Written instruction: Return all the entries exactly, keeping pictures out.

(Data records)
- - - - - - -

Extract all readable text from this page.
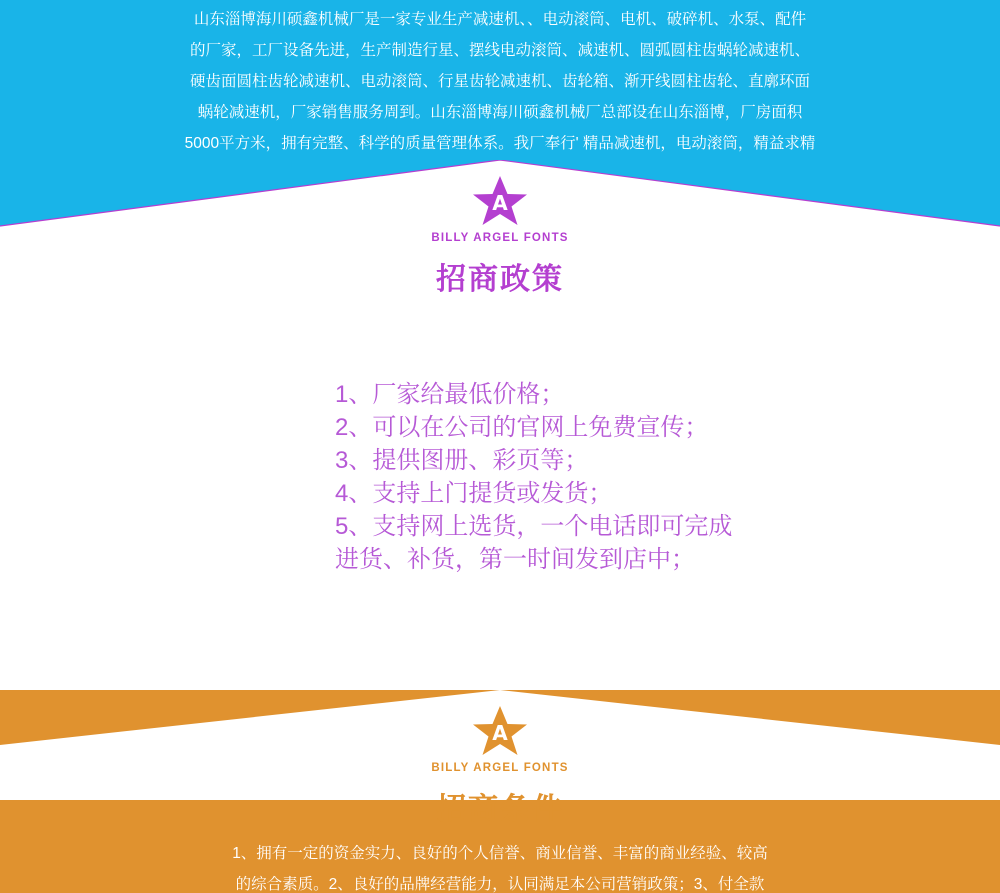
山东淄博海川硕鑫机械厂是一家专业生产减速机、、电动滚筒、电机、破碎机、水泵、配件

的厂家，工厂设备先进，生产制造行星、摆线电动滚筒、减速机、圆弧圆柱齿蜗轮减速机、

硬齿面圆柱齿轮减速机、电动滚筒、行星齿轮减速机、齿轮箱、渐开线圆柱齿轮、直廓环面

蜗轮减速机，厂家销售服务周到。山东淄博海川硕鑫机械厂总部设在山东淄博，厂房面积

5000平方米，拥有完整、科学的质量管理体系。我厂奉行' 精品减速机，电动滚筒，精益求精

A
BILLY ARGEL FONTS
招商政策

1、厂家给最低价格；

2、可以在公司的官网上免费宣传；

3、提供图册、彩页等；

4、支持上门提货或发货；

5、支持网上选货，一个电话即可完成

进货、补货，第一时间发到店中；

A
BILLY ARGEL FONTS
招商条件

1、拥有一定的资金实力、良好的个人信誉、商业信誉、丰富的商业经验、较高

的综合素质。2、良好的品牌经营能力，认同满足本公司营销政策；3、付全款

- - - - - - -

Response below:
Extract all readable text from this page.
山东淄博海川硕鑫机械厂是一家专业生产减速机、、电动滚筒、电机、破碎机、水泵、配件

的厂家，工厂设备先进，生产制造行星、摆线电动滚筒、减速机、圆弧圆柱齿蜗轮减速机、

硬齿面圆柱齿轮减速机、电动滚筒、行星齿轮减速机、齿轮箱、渐开线圆柱齿轮、直廓环面

蜗轮减速机，厂家销售服务周到。山东淄博海川硕鑫机械厂总部设在山东淄博，厂房面积

5000平方米，拥有完整、科学的质量管理体系。我厂奉行' 精品减速机，电动滚筒，精益求精

A
BILLY ARGEL FONTS
招商政策

1、厂家给最低价格；

2、可以在公司的官网上免费宣传；

3、提供图册、彩页等；

4、支持上门提货或发货；

5、支持网上选货，一个电话即可完成

进货、补货，第一时间发到店中；

A
BILLY ARGEL FONTS
招商条件

1、拥有一定的资金实力、良好的个人信誉、商业信誉、丰富的商业经验、较高

的综合素质。2、良好的品牌经营能力，认同满足本公司营销政策；3、付全款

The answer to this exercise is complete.